(Entries from a visual dataset)
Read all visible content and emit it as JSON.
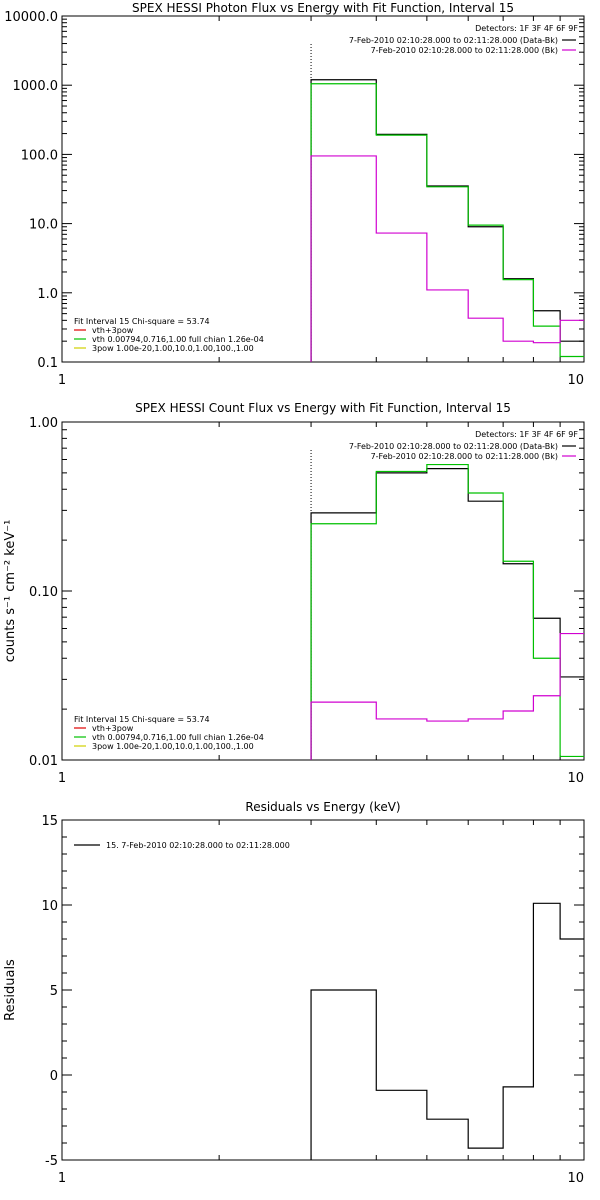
{
  "colors": {
    "data_minus_bk": "#000000",
    "bk": "#d000d0",
    "fit": "#00c000",
    "vth3pow": "#e00000",
    "pow3": "#d0d000"
  },
  "chart_data": [
    {
      "type": "line",
      "title": "SPEX HESSI Photon Flux vs Energy with Fit Function, Interval 15",
      "xlabel": "",
      "ylabel": "",
      "xscale": "log",
      "yscale": "log",
      "xlim": [
        1,
        10
      ],
      "ylim": [
        0.1,
        10000
      ],
      "xticks": [
        {
          "v": 1,
          "label": "1"
        },
        {
          "v": 10,
          "label": "10"
        }
      ],
      "yticks": [
        {
          "v": 10000,
          "label": "10000.0"
        },
        {
          "v": 1000,
          "label": "1000.0"
        },
        {
          "v": 100,
          "label": "100.0"
        },
        {
          "v": 10,
          "label": "10.0"
        },
        {
          "v": 1,
          "label": "1.0"
        },
        {
          "v": 0.1,
          "label": "0.1"
        }
      ],
      "vline": 3,
      "detectors": "Detectors: 1F 3F 4F 6F 9F",
      "legend_right": [
        {
          "text": "7-Feb-2010 02:10:28.000 to 02:11:28.000 (Data-Bk)",
          "color": "#000000"
        },
        {
          "text": "7-Feb-2010 02:10:28.000 to 02:11:28.000 (Bk)",
          "color": "#d000d0"
        }
      ],
      "legend_left": [
        {
          "text": "Fit Interval 15    Chi-square = 53.74",
          "color": ""
        },
        {
          "text": "vth+3pow",
          "color": "#e00000"
        },
        {
          "text": "vth 0.00794,0.716,1.00  full chian 1.26e-04",
          "color": "#00c000"
        },
        {
          "text": "3pow 1.00e-20,1.00,10.0,1.00,100.,1.00",
          "color": "#d0d000"
        }
      ],
      "bin_edges": [
        3,
        4,
        5,
        6,
        7,
        8,
        9,
        10
      ],
      "series": [
        {
          "name": "Data-Bk",
          "color": "#000000",
          "values": [
            1200,
            195,
            35,
            9,
            1.6,
            0.55,
            0.2
          ]
        },
        {
          "name": "Fit",
          "color": "#00c000",
          "values": [
            1050,
            190,
            34,
            9.5,
            1.55,
            0.33,
            0.12
          ]
        },
        {
          "name": "Bk",
          "color": "#d000d0",
          "values": [
            95,
            7.3,
            1.1,
            0.43,
            0.2,
            0.19,
            0.4
          ]
        }
      ]
    },
    {
      "type": "line",
      "title": "SPEX HESSI Count Flux vs Energy with Fit Function, Interval 15",
      "xlabel": "",
      "ylabel": "counts s⁻¹ cm⁻² keV⁻¹",
      "xscale": "log",
      "yscale": "log",
      "xlim": [
        1,
        10
      ],
      "ylim": [
        0.01,
        1
      ],
      "xticks": [
        {
          "v": 1,
          "label": "1"
        },
        {
          "v": 10,
          "label": "10"
        }
      ],
      "yticks": [
        {
          "v": 1,
          "label": "1.00"
        },
        {
          "v": 0.1,
          "label": "0.10"
        },
        {
          "v": 0.01,
          "label": "0.01"
        }
      ],
      "vline": 3,
      "detectors": "Detectors: 1F 3F 4F 6F 9F",
      "legend_right": [
        {
          "text": "7-Feb-2010 02:10:28.000 to 02:11:28.000 (Data-Bk)",
          "color": "#000000"
        },
        {
          "text": "7-Feb-2010 02:10:28.000 to 02:11:28.000 (Bk)",
          "color": "#d000d0"
        }
      ],
      "legend_left": [
        {
          "text": "Fit Interval 15    Chi-square = 53.74",
          "color": ""
        },
        {
          "text": "vth+3pow",
          "color": "#e00000"
        },
        {
          "text": "vth 0.00794,0.716,1.00  full chian 1.26e-04",
          "color": "#00c000"
        },
        {
          "text": "3pow 1.00e-20,1.00,10.0,1.00,100.,1.00",
          "color": "#d0d000"
        }
      ],
      "bin_edges": [
        3,
        4,
        5,
        6,
        7,
        8,
        9,
        10
      ],
      "series": [
        {
          "name": "Data-Bk",
          "color": "#000000",
          "values": [
            0.29,
            0.5,
            0.53,
            0.34,
            0.145,
            0.069,
            0.031
          ]
        },
        {
          "name": "Fit",
          "color": "#00c000",
          "values": [
            0.25,
            0.51,
            0.56,
            0.38,
            0.15,
            0.04,
            0.0105
          ]
        },
        {
          "name": "Bk",
          "color": "#d000d0",
          "values": [
            0.022,
            0.0175,
            0.017,
            0.0175,
            0.0195,
            0.024,
            0.056
          ]
        }
      ]
    },
    {
      "type": "line",
      "title": "Residuals vs Energy (keV)",
      "xlabel": "",
      "ylabel": "Residuals",
      "xscale": "log",
      "yscale": "linear",
      "xlim": [
        1,
        10
      ],
      "ylim": [
        -5,
        15
      ],
      "xticks": [
        {
          "v": 1,
          "label": "1"
        },
        {
          "v": 10,
          "label": "10"
        }
      ],
      "yticks": [
        {
          "v": 15,
          "label": "15"
        },
        {
          "v": 10,
          "label": "10"
        },
        {
          "v": 5,
          "label": "5"
        },
        {
          "v": 0,
          "label": "0"
        },
        {
          "v": -5,
          "label": "-5"
        }
      ],
      "legend_left": [
        {
          "text": "15.  7-Feb-2010 02:10:28.000 to 02:11:28.000",
          "color": "#000000"
        }
      ],
      "bin_edges": [
        3,
        4,
        5,
        6,
        7,
        8,
        9,
        10
      ],
      "series": [
        {
          "name": "15",
          "color": "#000000",
          "values": [
            5.0,
            -0.9,
            -2.6,
            -4.3,
            -0.7,
            10.1,
            8.0
          ]
        }
      ]
    }
  ]
}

WRITTEN REQUEST = Pictures stay out; reproduce every line of the records exactly.

WRITTEN SOLUTION =
Read all visible content and emit it as JSON.
{
  "colors": {
    "data_minus_bk": "#000000",
    "bk": "#d000d0",
    "fit": "#00c000",
    "vth3pow": "#e00000",
    "pow3": "#d0d000"
  },
  "chart_data": [
    {
      "type": "line",
      "title": "SPEX HESSI Photon Flux vs Energy with Fit Function, Interval 15",
      "xlabel": "",
      "ylabel": "",
      "xscale": "log",
      "yscale": "log",
      "xlim": [
        1,
        10
      ],
      "ylim": [
        0.1,
        10000
      ],
      "xticks": [
        {
          "v": 1,
          "label": "1"
        },
        {
          "v": 10,
          "label": "10"
        }
      ],
      "yticks": [
        {
          "v": 10000,
          "label": "10000.0"
        },
        {
          "v": 1000,
          "label": "1000.0"
        },
        {
          "v": 100,
          "label": "100.0"
        },
        {
          "v": 10,
          "label": "10.0"
        },
        {
          "v": 1,
          "label": "1.0"
        },
        {
          "v": 0.1,
          "label": "0.1"
        }
      ],
      "vline": 3,
      "detectors": "Detectors: 1F 3F 4F 6F 9F",
      "legend_right": [
        {
          "text": "7-Feb-2010 02:10:28.000 to 02:11:28.000 (Data-Bk)",
          "color": "#000000"
        },
        {
          "text": "7-Feb-2010 02:10:28.000 to 02:11:28.000 (Bk)",
          "color": "#d000d0"
        }
      ],
      "legend_left": [
        {
          "text": "Fit Interval 15    Chi-square = 53.74",
          "color": ""
        },
        {
          "text": "vth+3pow",
          "color": "#e00000"
        },
        {
          "text": "vth 0.00794,0.716,1.00  full chian 1.26e-04",
          "color": "#00c000"
        },
        {
          "text": "3pow 1.00e-20,1.00,10.0,1.00,100.,1.00",
          "color": "#d0d000"
        }
      ],
      "bin_edges": [
        3,
        4,
        5,
        6,
        7,
        8,
        9,
        10
      ],
      "series": [
        {
          "name": "Data-Bk",
          "color": "#000000",
          "values": [
            1200,
            195,
            35,
            9,
            1.6,
            0.55,
            0.2
          ]
        },
        {
          "name": "Fit",
          "color": "#00c000",
          "values": [
            1050,
            190,
            34,
            9.5,
            1.55,
            0.33,
            0.12
          ]
        },
        {
          "name": "Bk",
          "color": "#d000d0",
          "values": [
            95,
            7.3,
            1.1,
            0.43,
            0.2,
            0.19,
            0.4
          ]
        }
      ]
    },
    {
      "type": "line",
      "title": "SPEX HESSI Count Flux vs Energy with Fit Function, Interval 15",
      "xlabel": "",
      "ylabel": "counts s⁻¹ cm⁻² keV⁻¹",
      "xscale": "log",
      "yscale": "log",
      "xlim": [
        1,
        10
      ],
      "ylim": [
        0.01,
        1
      ],
      "xticks": [
        {
          "v": 1,
          "label": "1"
        },
        {
          "v": 10,
          "label": "10"
        }
      ],
      "yticks": [
        {
          "v": 1,
          "label": "1.00"
        },
        {
          "v": 0.1,
          "label": "0.10"
        },
        {
          "v": 0.01,
          "label": "0.01"
        }
      ],
      "vline": 3,
      "detectors": "Detectors: 1F 3F 4F 6F 9F",
      "legend_right": [
        {
          "text": "7-Feb-2010 02:10:28.000 to 02:11:28.000 (Data-Bk)",
          "color": "#000000"
        },
        {
          "text": "7-Feb-2010 02:10:28.000 to 02:11:28.000 (Bk)",
          "color": "#d000d0"
        }
      ],
      "legend_left": [
        {
          "text": "Fit Interval 15    Chi-square = 53.74",
          "color": ""
        },
        {
          "text": "vth+3pow",
          "color": "#e00000"
        },
        {
          "text": "vth 0.00794,0.716,1.00  full chian 1.26e-04",
          "color": "#00c000"
        },
        {
          "text": "3pow 1.00e-20,1.00,10.0,1.00,100.,1.00",
          "color": "#d0d000"
        }
      ],
      "bin_edges": [
        3,
        4,
        5,
        6,
        7,
        8,
        9,
        10
      ],
      "series": [
        {
          "name": "Data-Bk",
          "color": "#000000",
          "values": [
            0.29,
            0.5,
            0.53,
            0.34,
            0.145,
            0.069,
            0.031
          ]
        },
        {
          "name": "Fit",
          "color": "#00c000",
          "values": [
            0.25,
            0.51,
            0.56,
            0.38,
            0.15,
            0.04,
            0.0105
          ]
        },
        {
          "name": "Bk",
          "color": "#d000d0",
          "values": [
            0.022,
            0.0175,
            0.017,
            0.0175,
            0.0195,
            0.024,
            0.056
          ]
        }
      ]
    },
    {
      "type": "line",
      "title": "Residuals vs Energy (keV)",
      "xlabel": "",
      "ylabel": "Residuals",
      "xscale": "log",
      "yscale": "linear",
      "xlim": [
        1,
        10
      ],
      "ylim": [
        -5,
        15
      ],
      "xticks": [
        {
          "v": 1,
          "label": "1"
        },
        {
          "v": 10,
          "label": "10"
        }
      ],
      "yticks": [
        {
          "v": 15,
          "label": "15"
        },
        {
          "v": 10,
          "label": "10"
        },
        {
          "v": 5,
          "label": "5"
        },
        {
          "v": 0,
          "label": "0"
        },
        {
          "v": -5,
          "label": "-5"
        }
      ],
      "legend_left": [
        {
          "text": "15.  7-Feb-2010 02:10:28.000 to 02:11:28.000",
          "color": "#000000"
        }
      ],
      "bin_edges": [
        3,
        4,
        5,
        6,
        7,
        8,
        9,
        10
      ],
      "series": [
        {
          "name": "15",
          "color": "#000000",
          "values": [
            5.0,
            -0.9,
            -2.6,
            -4.3,
            -0.7,
            10.1,
            8.0
          ]
        }
      ]
    }
  ]
}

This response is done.